[What the task requires]: Where does the string "halides" appear in the records? Copy every line that contains it.

[Records provided]:
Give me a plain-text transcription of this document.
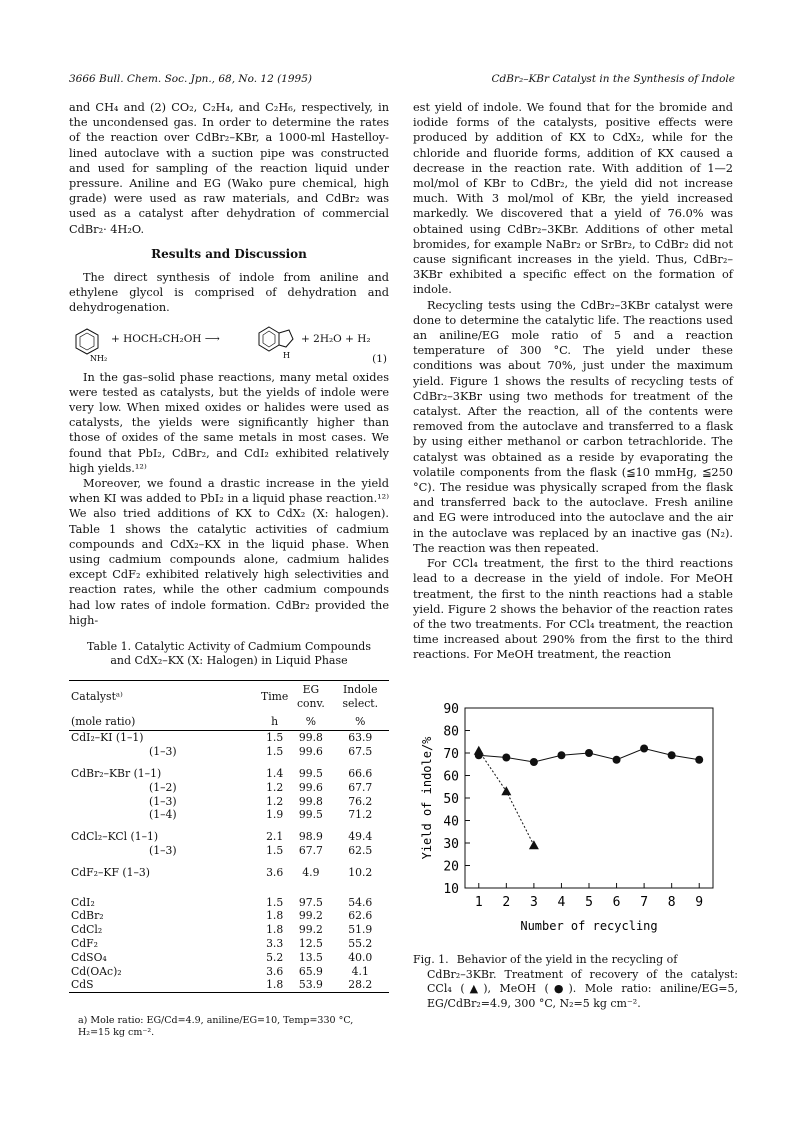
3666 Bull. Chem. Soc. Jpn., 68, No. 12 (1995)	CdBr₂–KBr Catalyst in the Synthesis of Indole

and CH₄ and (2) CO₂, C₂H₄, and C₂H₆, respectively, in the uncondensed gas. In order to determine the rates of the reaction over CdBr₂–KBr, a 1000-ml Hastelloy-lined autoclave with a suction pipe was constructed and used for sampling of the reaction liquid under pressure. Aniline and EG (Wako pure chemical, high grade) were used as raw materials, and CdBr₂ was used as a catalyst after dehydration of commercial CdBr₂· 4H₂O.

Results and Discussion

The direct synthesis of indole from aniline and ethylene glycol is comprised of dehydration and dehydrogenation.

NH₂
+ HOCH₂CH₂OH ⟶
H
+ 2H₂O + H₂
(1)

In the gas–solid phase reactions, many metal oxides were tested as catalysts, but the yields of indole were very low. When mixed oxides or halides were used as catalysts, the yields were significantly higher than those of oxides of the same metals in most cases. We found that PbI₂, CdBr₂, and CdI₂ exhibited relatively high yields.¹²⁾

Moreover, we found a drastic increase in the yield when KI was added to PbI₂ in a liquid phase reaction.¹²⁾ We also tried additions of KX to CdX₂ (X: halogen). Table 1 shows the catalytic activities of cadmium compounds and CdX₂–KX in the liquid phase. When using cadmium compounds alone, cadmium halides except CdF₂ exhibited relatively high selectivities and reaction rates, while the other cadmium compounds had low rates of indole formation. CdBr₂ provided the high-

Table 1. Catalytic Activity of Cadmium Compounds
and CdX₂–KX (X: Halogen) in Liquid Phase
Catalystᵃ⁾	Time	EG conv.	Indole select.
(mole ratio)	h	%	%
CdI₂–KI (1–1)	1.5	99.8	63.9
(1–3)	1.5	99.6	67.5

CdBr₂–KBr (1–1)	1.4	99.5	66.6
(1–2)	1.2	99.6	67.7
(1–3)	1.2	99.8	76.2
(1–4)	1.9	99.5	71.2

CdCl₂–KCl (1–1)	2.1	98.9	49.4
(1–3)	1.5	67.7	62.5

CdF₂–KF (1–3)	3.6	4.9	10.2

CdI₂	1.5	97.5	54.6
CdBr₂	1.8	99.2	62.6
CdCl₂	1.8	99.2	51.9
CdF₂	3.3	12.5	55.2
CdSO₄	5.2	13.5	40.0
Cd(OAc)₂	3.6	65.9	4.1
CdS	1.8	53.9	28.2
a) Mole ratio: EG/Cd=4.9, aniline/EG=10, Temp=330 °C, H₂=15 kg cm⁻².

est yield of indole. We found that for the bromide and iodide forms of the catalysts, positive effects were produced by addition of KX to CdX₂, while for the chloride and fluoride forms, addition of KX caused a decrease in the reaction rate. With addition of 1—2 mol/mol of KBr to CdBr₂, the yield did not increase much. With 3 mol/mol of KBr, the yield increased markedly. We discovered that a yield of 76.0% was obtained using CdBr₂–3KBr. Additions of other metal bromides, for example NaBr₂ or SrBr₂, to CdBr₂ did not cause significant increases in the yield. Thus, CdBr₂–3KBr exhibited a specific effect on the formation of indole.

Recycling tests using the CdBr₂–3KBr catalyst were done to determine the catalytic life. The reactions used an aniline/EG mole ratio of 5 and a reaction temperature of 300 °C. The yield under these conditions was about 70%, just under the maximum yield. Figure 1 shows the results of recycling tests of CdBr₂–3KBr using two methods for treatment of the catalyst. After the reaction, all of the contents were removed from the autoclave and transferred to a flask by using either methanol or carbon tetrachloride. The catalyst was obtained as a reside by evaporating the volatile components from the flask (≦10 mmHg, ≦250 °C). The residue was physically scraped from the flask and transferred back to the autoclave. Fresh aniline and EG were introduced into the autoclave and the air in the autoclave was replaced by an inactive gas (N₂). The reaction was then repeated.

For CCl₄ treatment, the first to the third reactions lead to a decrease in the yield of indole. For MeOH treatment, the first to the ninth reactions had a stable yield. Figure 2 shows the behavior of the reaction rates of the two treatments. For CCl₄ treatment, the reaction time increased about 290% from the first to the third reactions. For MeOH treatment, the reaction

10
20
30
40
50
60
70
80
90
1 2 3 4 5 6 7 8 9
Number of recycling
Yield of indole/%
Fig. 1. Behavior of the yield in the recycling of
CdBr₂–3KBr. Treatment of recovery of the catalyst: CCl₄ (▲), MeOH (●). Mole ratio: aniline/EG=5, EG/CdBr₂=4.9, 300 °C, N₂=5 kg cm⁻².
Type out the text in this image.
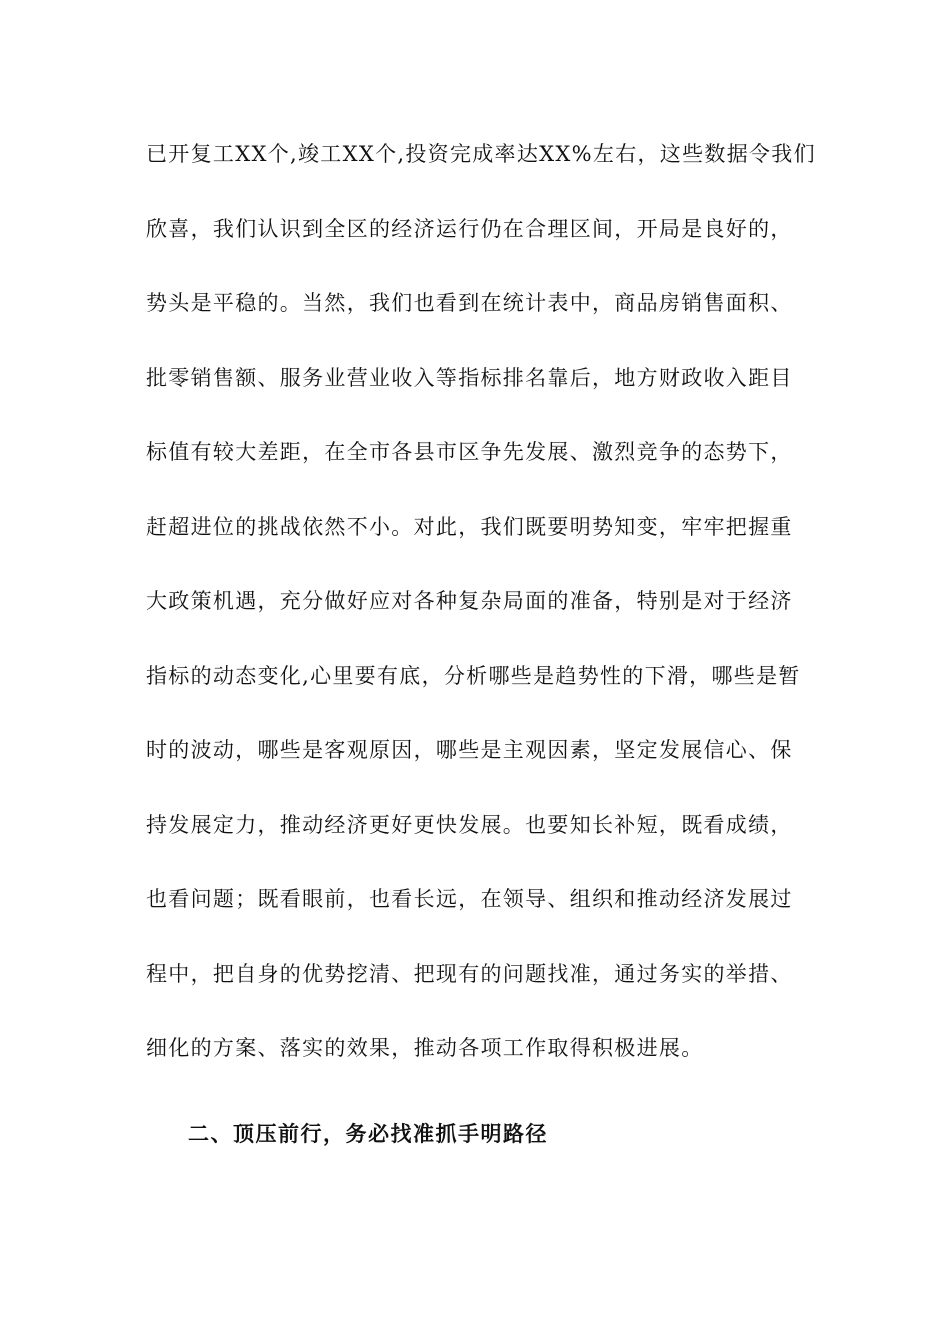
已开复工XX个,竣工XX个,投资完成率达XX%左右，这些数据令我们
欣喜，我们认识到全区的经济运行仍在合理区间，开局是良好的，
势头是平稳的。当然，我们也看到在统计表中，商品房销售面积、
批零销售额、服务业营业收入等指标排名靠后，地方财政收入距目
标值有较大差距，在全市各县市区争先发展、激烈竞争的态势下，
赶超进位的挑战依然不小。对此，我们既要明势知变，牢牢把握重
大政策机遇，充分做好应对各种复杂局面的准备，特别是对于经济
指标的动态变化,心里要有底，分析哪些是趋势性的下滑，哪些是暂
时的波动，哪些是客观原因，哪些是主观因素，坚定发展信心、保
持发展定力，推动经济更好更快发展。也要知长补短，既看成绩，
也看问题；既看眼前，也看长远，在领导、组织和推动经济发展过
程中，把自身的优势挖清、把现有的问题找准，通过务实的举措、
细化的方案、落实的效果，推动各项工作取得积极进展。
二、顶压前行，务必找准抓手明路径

[Response]:
In the gas–solid phase reactions, many metal oxides were tested as catalysts, but the yields of indole were very low. When mixed oxides or halides were used as catalysts, the yields were significantly higher than those of oxides of the same metals in most cases. We found that PbI₂, CdBr₂, and CdI₂ exhibited relatively high yields.¹²⁾
Moreover, we found a drastic increase in the yield when KI was added to PbI₂ in a liquid phase reaction.¹²⁾ We also tried additions of KX to CdX₂ (X: halogen). Table 1 shows the catalytic activities of cadmium compounds and CdX₂–KX in the liquid phase. When using cadmium compounds alone, cadmium halides except CdF₂ exhibited relatively high selectivities and reaction rates, while the other cadmium compounds had low rates of indole formation. CdBr₂ provided the high-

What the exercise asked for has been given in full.